## EXERCISE AIM
Copy out each line below that has the word "мейоза" in it.

## STORED DATA

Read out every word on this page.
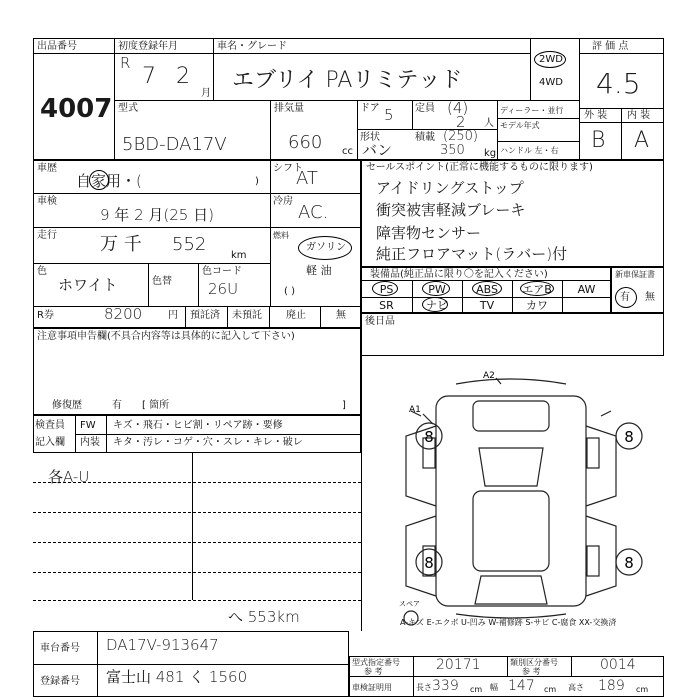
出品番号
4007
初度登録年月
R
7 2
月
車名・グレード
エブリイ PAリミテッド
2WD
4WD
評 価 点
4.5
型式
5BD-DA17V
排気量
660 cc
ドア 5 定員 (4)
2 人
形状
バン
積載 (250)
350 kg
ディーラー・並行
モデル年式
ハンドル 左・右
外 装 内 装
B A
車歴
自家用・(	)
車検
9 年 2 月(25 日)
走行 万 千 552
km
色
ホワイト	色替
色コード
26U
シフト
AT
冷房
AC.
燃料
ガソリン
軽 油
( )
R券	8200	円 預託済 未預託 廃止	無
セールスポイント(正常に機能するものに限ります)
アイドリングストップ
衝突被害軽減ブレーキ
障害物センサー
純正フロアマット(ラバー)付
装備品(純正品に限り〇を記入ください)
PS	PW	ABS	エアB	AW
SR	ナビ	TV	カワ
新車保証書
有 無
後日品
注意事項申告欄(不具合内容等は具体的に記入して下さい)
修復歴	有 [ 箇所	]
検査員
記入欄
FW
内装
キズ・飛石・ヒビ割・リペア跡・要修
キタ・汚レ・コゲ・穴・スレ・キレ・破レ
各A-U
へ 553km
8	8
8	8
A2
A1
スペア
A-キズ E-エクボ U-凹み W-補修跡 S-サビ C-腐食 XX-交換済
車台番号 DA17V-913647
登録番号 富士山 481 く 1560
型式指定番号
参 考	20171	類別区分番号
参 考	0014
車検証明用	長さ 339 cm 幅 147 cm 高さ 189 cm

* * *

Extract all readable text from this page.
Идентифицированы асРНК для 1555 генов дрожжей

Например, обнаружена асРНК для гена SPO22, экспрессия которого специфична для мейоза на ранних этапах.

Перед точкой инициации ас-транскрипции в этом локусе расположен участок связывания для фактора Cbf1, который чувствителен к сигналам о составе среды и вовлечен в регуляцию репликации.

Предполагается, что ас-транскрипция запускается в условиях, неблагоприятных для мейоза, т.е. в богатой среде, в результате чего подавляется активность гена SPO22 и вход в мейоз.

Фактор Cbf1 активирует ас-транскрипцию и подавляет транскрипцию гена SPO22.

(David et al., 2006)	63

## PROBLEM SOLUTION
Например, обнаружена асРНК для гена SPO22, экспрессия которого специфична для мейоза на ранних этапах.
Предполагается, что ас-транскрипция запускается в условиях, неблагоприятных для мейоза, т.е. в богатой среде, в результате чего подавляется активность гена SPO22 и вход в мейоз.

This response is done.